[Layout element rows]
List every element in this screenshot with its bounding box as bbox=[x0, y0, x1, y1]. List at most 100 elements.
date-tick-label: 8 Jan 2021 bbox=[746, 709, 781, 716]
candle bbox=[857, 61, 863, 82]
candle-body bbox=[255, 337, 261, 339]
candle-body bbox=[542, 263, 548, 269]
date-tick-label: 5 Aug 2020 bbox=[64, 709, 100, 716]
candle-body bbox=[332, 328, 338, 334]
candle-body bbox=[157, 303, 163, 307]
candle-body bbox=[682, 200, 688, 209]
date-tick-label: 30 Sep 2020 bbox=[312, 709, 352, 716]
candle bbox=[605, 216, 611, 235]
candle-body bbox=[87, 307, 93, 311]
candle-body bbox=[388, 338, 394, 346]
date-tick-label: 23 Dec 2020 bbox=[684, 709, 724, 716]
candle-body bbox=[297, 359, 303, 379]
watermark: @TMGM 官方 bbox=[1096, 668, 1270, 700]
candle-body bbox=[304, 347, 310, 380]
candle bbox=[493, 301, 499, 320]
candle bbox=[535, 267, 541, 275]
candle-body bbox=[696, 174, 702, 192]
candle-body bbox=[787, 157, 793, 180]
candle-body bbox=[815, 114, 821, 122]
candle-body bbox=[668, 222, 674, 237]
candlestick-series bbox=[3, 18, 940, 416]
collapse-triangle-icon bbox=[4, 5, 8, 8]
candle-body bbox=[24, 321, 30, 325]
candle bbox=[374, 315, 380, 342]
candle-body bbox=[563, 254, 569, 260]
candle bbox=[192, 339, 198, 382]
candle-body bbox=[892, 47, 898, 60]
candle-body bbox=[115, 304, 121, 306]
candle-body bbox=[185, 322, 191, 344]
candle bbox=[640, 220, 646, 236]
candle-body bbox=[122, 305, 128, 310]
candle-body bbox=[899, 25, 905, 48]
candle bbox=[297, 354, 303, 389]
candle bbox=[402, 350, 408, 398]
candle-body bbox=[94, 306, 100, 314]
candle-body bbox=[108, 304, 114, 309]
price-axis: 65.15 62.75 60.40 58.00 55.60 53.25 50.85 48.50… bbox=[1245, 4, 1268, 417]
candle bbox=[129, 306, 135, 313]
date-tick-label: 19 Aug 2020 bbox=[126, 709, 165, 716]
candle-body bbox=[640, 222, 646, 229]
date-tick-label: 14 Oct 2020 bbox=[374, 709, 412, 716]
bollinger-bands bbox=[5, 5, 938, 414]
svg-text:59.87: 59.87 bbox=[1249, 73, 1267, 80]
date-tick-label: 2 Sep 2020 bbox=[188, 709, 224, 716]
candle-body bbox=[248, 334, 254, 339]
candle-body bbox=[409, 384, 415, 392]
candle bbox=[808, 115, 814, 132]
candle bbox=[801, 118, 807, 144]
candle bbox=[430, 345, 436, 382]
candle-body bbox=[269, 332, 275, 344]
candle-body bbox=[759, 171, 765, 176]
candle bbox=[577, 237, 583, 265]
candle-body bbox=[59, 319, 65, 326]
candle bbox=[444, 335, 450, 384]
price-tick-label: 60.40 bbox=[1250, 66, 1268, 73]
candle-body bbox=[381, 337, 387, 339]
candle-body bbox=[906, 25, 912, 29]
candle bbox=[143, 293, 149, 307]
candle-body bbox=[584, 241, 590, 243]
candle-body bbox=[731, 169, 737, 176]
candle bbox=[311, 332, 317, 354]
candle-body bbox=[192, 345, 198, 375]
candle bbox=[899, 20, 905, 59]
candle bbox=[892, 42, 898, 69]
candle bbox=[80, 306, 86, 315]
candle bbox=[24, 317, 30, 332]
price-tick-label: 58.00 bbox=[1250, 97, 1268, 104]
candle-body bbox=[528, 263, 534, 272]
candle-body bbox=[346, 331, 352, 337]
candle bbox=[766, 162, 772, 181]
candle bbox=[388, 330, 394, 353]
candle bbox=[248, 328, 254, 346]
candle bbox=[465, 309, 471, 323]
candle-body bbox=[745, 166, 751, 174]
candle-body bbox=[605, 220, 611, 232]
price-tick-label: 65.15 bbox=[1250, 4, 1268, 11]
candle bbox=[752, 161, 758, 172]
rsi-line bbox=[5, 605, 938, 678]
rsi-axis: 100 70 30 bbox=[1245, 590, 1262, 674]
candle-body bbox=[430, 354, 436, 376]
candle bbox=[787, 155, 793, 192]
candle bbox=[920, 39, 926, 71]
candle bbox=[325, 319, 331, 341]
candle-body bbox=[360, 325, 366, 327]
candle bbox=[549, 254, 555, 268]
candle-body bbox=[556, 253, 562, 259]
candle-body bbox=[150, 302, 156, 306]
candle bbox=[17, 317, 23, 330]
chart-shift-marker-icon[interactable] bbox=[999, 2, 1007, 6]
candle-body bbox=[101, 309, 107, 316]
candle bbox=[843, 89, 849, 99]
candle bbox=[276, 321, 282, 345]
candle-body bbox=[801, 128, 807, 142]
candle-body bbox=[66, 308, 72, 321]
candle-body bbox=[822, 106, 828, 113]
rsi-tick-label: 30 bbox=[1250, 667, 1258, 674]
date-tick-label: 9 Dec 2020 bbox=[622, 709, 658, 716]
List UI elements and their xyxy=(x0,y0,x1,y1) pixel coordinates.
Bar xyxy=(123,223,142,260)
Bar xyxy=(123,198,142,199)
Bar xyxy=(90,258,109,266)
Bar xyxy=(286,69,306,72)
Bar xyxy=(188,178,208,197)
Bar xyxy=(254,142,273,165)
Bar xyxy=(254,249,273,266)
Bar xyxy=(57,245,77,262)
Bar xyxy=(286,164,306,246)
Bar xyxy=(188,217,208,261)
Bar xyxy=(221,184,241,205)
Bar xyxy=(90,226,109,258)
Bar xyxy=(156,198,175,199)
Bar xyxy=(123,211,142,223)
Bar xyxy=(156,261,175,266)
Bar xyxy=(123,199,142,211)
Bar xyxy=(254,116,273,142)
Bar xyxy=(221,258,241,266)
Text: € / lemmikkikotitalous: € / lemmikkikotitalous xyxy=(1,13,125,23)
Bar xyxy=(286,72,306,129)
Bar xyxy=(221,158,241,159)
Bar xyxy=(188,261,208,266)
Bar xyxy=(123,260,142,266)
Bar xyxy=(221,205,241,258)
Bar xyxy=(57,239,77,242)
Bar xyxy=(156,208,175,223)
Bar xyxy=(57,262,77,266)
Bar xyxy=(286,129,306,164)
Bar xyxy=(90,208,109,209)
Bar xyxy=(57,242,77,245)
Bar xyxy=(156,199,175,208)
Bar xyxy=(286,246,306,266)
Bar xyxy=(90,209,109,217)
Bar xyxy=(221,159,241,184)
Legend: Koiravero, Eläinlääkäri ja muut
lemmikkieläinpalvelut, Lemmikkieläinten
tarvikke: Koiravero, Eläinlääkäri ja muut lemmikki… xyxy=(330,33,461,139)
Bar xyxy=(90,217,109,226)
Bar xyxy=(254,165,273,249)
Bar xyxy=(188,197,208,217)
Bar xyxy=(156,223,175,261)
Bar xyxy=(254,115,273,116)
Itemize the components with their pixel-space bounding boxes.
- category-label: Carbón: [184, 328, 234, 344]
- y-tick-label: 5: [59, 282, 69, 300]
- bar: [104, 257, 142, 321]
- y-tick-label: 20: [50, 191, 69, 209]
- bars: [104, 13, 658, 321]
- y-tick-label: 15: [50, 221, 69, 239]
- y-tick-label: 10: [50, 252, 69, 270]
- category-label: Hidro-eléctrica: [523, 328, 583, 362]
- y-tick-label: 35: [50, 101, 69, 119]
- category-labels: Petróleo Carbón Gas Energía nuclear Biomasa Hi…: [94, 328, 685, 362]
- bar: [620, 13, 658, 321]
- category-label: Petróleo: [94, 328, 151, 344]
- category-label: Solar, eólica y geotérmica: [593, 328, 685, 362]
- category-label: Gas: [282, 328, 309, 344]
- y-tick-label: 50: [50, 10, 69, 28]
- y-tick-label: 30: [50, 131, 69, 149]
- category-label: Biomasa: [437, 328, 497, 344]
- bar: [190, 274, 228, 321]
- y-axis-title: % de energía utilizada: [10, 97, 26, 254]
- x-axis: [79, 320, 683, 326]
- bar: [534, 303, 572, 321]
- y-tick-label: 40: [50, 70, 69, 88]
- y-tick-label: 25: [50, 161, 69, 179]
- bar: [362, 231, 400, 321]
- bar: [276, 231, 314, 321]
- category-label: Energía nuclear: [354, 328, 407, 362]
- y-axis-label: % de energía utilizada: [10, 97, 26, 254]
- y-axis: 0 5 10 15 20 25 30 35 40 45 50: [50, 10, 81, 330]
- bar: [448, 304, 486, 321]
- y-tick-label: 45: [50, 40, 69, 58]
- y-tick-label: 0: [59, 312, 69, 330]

◆ **TO DO**: Please copy out the stretch of rows above from the start through the line that contains "date-tick-label: 5 Aug", including both ends.

◆ **THE COMPLETED TASK**:
List every element in this screenshot with its bounding box as bbox=[x0, y0, x1, y1]. List at most 100 elements.
date-tick-label: 8 Jan 2021 bbox=[746, 709, 781, 716]
candle bbox=[857, 61, 863, 82]
candle-body bbox=[255, 337, 261, 339]
candle-body bbox=[542, 263, 548, 269]
date-tick-label: 5 Aug 2020 bbox=[64, 709, 100, 716]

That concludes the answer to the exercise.